Stored data:
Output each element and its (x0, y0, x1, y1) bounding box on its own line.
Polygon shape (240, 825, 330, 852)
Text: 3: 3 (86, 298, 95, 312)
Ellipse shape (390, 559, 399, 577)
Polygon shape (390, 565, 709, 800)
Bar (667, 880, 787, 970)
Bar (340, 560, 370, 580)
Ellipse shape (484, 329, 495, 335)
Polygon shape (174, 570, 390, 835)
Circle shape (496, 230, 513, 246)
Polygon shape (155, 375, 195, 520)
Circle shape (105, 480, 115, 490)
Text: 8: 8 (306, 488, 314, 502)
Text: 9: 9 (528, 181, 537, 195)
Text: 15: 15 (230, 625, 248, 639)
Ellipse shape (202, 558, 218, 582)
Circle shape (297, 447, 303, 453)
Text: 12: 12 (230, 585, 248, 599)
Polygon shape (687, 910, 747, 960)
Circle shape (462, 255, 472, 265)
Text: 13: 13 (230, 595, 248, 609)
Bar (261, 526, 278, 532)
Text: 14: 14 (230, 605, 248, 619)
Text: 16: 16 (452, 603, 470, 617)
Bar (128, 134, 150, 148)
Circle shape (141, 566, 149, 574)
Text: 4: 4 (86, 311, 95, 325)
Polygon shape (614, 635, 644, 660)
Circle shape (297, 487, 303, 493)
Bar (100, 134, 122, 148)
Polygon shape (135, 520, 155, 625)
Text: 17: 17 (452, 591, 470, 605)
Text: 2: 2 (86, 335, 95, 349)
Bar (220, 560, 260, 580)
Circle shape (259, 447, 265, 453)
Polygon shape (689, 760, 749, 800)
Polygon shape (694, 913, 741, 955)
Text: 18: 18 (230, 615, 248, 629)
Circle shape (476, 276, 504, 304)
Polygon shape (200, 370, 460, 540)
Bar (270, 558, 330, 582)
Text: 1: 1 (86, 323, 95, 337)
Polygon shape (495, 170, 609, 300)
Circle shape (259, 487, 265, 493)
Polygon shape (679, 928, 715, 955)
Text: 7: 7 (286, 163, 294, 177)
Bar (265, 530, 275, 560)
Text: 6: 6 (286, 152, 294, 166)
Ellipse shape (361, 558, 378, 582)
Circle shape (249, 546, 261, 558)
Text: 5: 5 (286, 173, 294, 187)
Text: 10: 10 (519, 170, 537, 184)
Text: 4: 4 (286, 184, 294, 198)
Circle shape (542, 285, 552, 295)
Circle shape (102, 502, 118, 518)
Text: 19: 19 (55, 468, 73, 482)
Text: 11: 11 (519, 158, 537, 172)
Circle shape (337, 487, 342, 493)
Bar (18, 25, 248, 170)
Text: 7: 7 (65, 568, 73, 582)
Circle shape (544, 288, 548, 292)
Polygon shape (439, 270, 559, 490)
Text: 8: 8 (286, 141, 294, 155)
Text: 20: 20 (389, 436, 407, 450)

[EXERCISE GOAL] Duplicate every line of the stored data above word for word, keeping the original order.

[WRITTEN RESPONSE]
Output each element and its (x0, y0, x1, y1) bounding box on its own line.
Polygon shape (240, 825, 330, 852)
Text: 3: 3 (86, 298, 95, 312)
Ellipse shape (390, 559, 399, 577)
Polygon shape (390, 565, 709, 800)
Bar (667, 880, 787, 970)
Bar (340, 560, 370, 580)
Ellipse shape (484, 329, 495, 335)
Polygon shape (174, 570, 390, 835)
Circle shape (496, 230, 513, 246)
Polygon shape (155, 375, 195, 520)
Circle shape (105, 480, 115, 490)
Text: 8: 8 (306, 488, 314, 502)
Text: 9: 9 (528, 181, 537, 195)
Text: 15: 15 (230, 625, 248, 639)
Ellipse shape (202, 558, 218, 582)
Circle shape (297, 447, 303, 453)
Text: 12: 12 (230, 585, 248, 599)
Polygon shape (687, 910, 747, 960)
Circle shape (462, 255, 472, 265)
Text: 13: 13 (230, 595, 248, 609)
Bar (261, 526, 278, 532)
Text: 14: 14 (230, 605, 248, 619)
Text: 16: 16 (452, 603, 470, 617)
Bar (128, 134, 150, 148)
Circle shape (141, 566, 149, 574)
Text: 4: 4 (86, 311, 95, 325)
Polygon shape (614, 635, 644, 660)
Circle shape (297, 487, 303, 493)
Bar (100, 134, 122, 148)
Polygon shape (135, 520, 155, 625)
Text: 17: 17 (452, 591, 470, 605)
Text: 2: 2 (86, 335, 95, 349)
Bar (220, 560, 260, 580)
Circle shape (259, 447, 265, 453)
Polygon shape (689, 760, 749, 800)
Polygon shape (694, 913, 741, 955)
Text: 18: 18 (230, 615, 248, 629)
Circle shape (476, 276, 504, 304)
Polygon shape (200, 370, 460, 540)
Bar (270, 558, 330, 582)
Text: 1: 1 (86, 323, 95, 337)
Polygon shape (495, 170, 609, 300)
Circle shape (259, 487, 265, 493)
Polygon shape (679, 928, 715, 955)
Text: 7: 7 (286, 163, 294, 177)
Bar (265, 530, 275, 560)
Text: 6: 6 (286, 152, 294, 166)
Ellipse shape (361, 558, 378, 582)
Circle shape (249, 546, 261, 558)
Text: 5: 5 (286, 173, 294, 187)
Text: 10: 10 (519, 170, 537, 184)
Text: 4: 4 (286, 184, 294, 198)
Circle shape (542, 285, 552, 295)
Circle shape (102, 502, 118, 518)
Text: 19: 19 (55, 468, 73, 482)
Text: 11: 11 (519, 158, 537, 172)
Circle shape (337, 487, 342, 493)
Bar (18, 25, 248, 170)
Text: 7: 7 (65, 568, 73, 582)
Circle shape (544, 288, 548, 292)
Polygon shape (439, 270, 559, 490)
Text: 8: 8 (286, 141, 294, 155)
Text: 20: 20 (389, 436, 407, 450)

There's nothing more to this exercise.